REQUEST =>
With the pictures omitted, write out the entries that follow exactly as they stand.

....

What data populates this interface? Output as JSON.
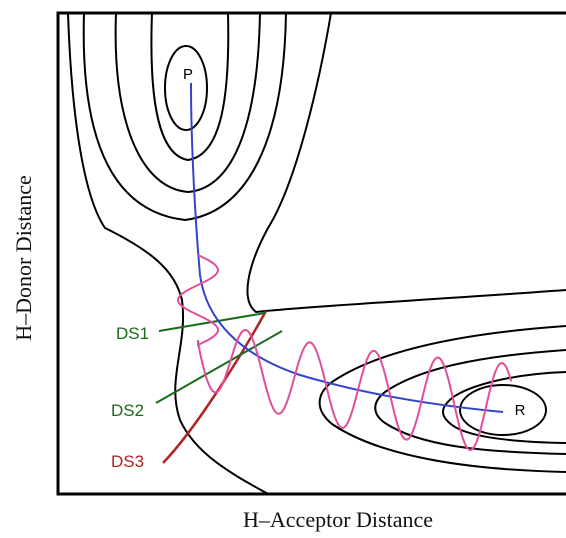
{
  "axes": {
    "x_label": "H–Acceptor Distance",
    "y_label": "H–Donor Distance"
  },
  "points": {
    "product": "P",
    "reactant": "R"
  },
  "dividing_surfaces": [
    {
      "label": "DS1",
      "color": "#1a6b1a"
    },
    {
      "label": "DS2",
      "color": "#1a6b1a"
    },
    {
      "label": "DS3",
      "color": "#b22222"
    }
  ],
  "colors": {
    "contours": "#000000",
    "reaction_path": "#3344cc",
    "trajectory": "#e0509a"
  }
}
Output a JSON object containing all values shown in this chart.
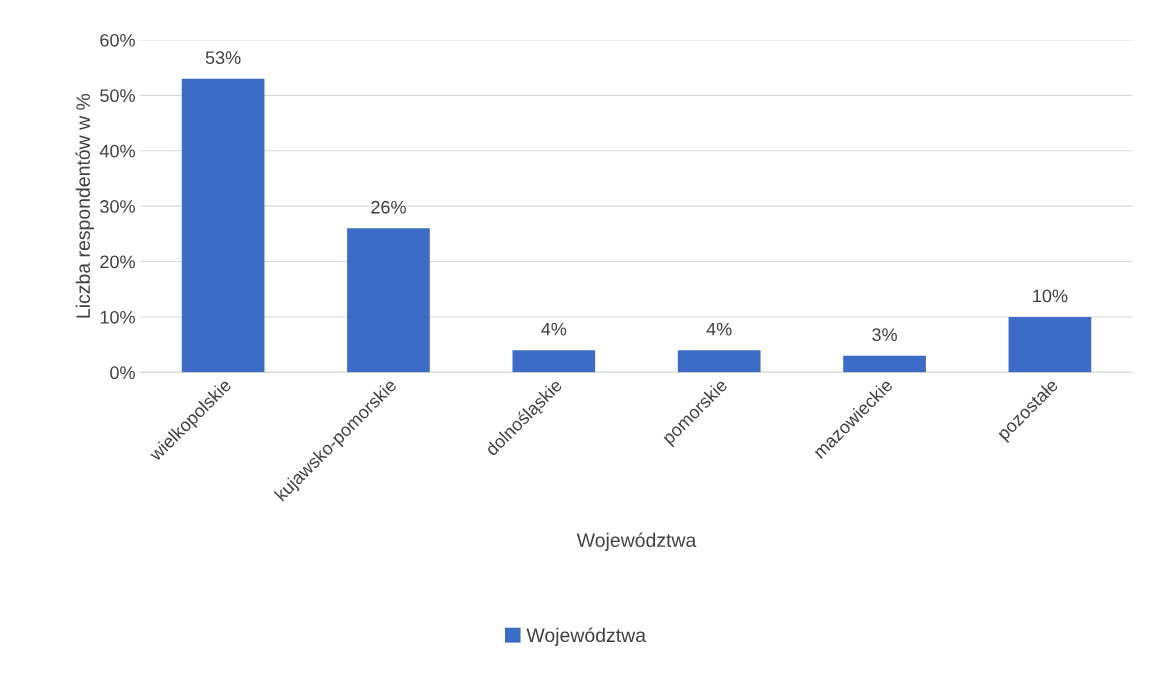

....

RESPONSE FOR THIS EXERCISE =>
What data populates this interface? Output as JSON.
{
  "axes": {
    "x_label": "H–Acceptor Distance",
    "y_label": "H–Donor Distance"
  },
  "points": {
    "product": "P",
    "reactant": "R"
  },
  "dividing_surfaces": [
    {
      "label": "DS1",
      "color": "#1a6b1a"
    },
    {
      "label": "DS2",
      "color": "#1a6b1a"
    },
    {
      "label": "DS3",
      "color": "#b22222"
    }
  ],
  "colors": {
    "contours": "#000000",
    "reaction_path": "#3344cc",
    "trajectory": "#e0509a"
  }
}
Output a JSON object containing all values shown in this chart.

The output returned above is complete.